## OBJECTIVE
Restate all of the entries exactly, dropping any pictures they hold.

(Collected data)
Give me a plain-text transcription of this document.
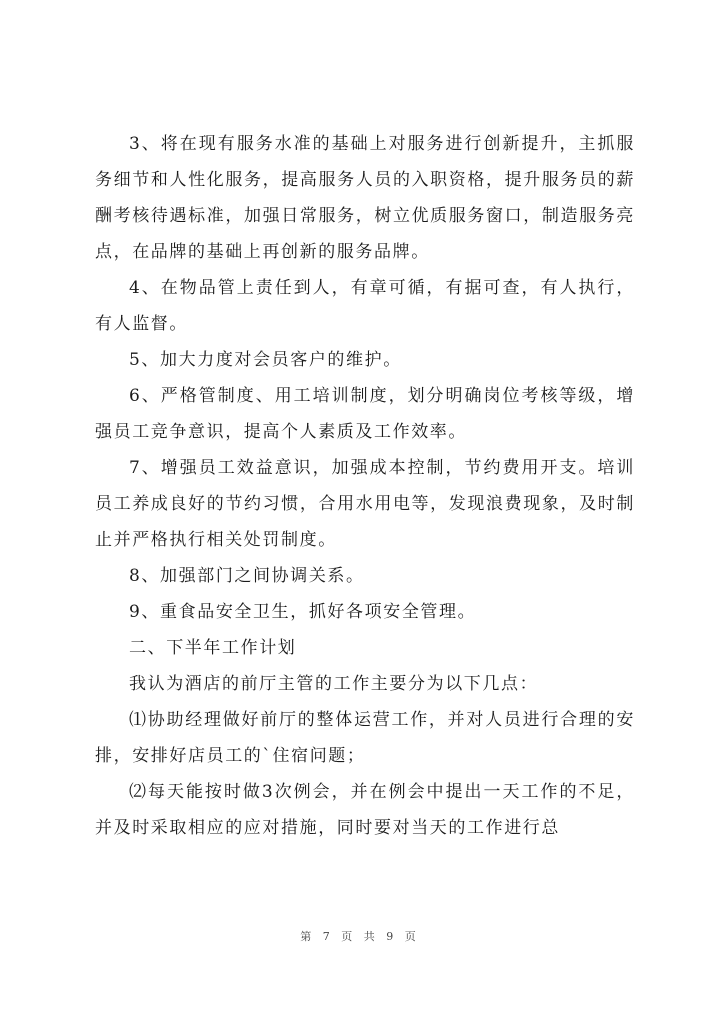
3、将在现有服务水准的基础上对服务进行创新提升，主抓服务细节和人性化服务，提高服务人员的入职资格，提升服务员的薪酬考核待遇标准，加强日常服务，树立优质服务窗口，制造服务亮点，在品牌的基础上再创新的服务品牌。

4、在物品管上责任到人，有章可循，有据可查，有人执行，有人监督。

5、加大力度对会员客户的维护。

6、严格管制度、用工培训制度，划分明确岗位考核等级，增强员工竞争意识，提高个人素质及工作效率。

7、增强员工效益意识，加强成本控制，节约费用开支。培训员工养成良好的节约习惯，合用水用电等，发现浪费现象，及时制止并严格执行相关处罚制度。

8、加强部门之间协调关系。

9、重食品安全卫生，抓好各项安全管理。

二、下半年工作计划

我认为酒店的前厅主管的工作主要分为以下几点：

⑴协助经理做好前厅的整体运营工作，并对人员进行合理的安排，安排好店员工的`住宿问题；

⑵每天能按时做3次例会，并在例会中提出一天工作的不足，并及时采取相应的应对措施，同时要对当天的工作进行总

第 7 页 共 9 页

## RESPONSE TO THE EXERCISE
Give me a plain-text transcription of this document.
3、将在现有服务水准的基础上对服务进行创新提升，主抓服务细节和人性化服务，提高服务人员的入职资格，提升服务员的薪酬考核待遇标准，加强日常服务，树立优质服务窗口，制造服务亮点，在品牌的基础上再创新的服务品牌。

4、在物品管上责任到人，有章可循，有据可查，有人执行，有人监督。

5、加大力度对会员客户的维护。

6、严格管制度、用工培训制度，划分明确岗位考核等级，增强员工竞争意识，提高个人素质及工作效率。

7、增强员工效益意识，加强成本控制，节约费用开支。培训员工养成良好的节约习惯，合用水用电等，发现浪费现象，及时制止并严格执行相关处罚制度。

8、加强部门之间协调关系。

9、重食品安全卫生，抓好各项安全管理。

二、下半年工作计划

我认为酒店的前厅主管的工作主要分为以下几点：

⑴协助经理做好前厅的整体运营工作，并对人员进行合理的安排，安排好店员工的`住宿问题；

⑵每天能按时做3次例会，并在例会中提出一天工作的不足，并及时采取相应的应对措施，同时要对当天的工作进行总

第 7 页 共 9 页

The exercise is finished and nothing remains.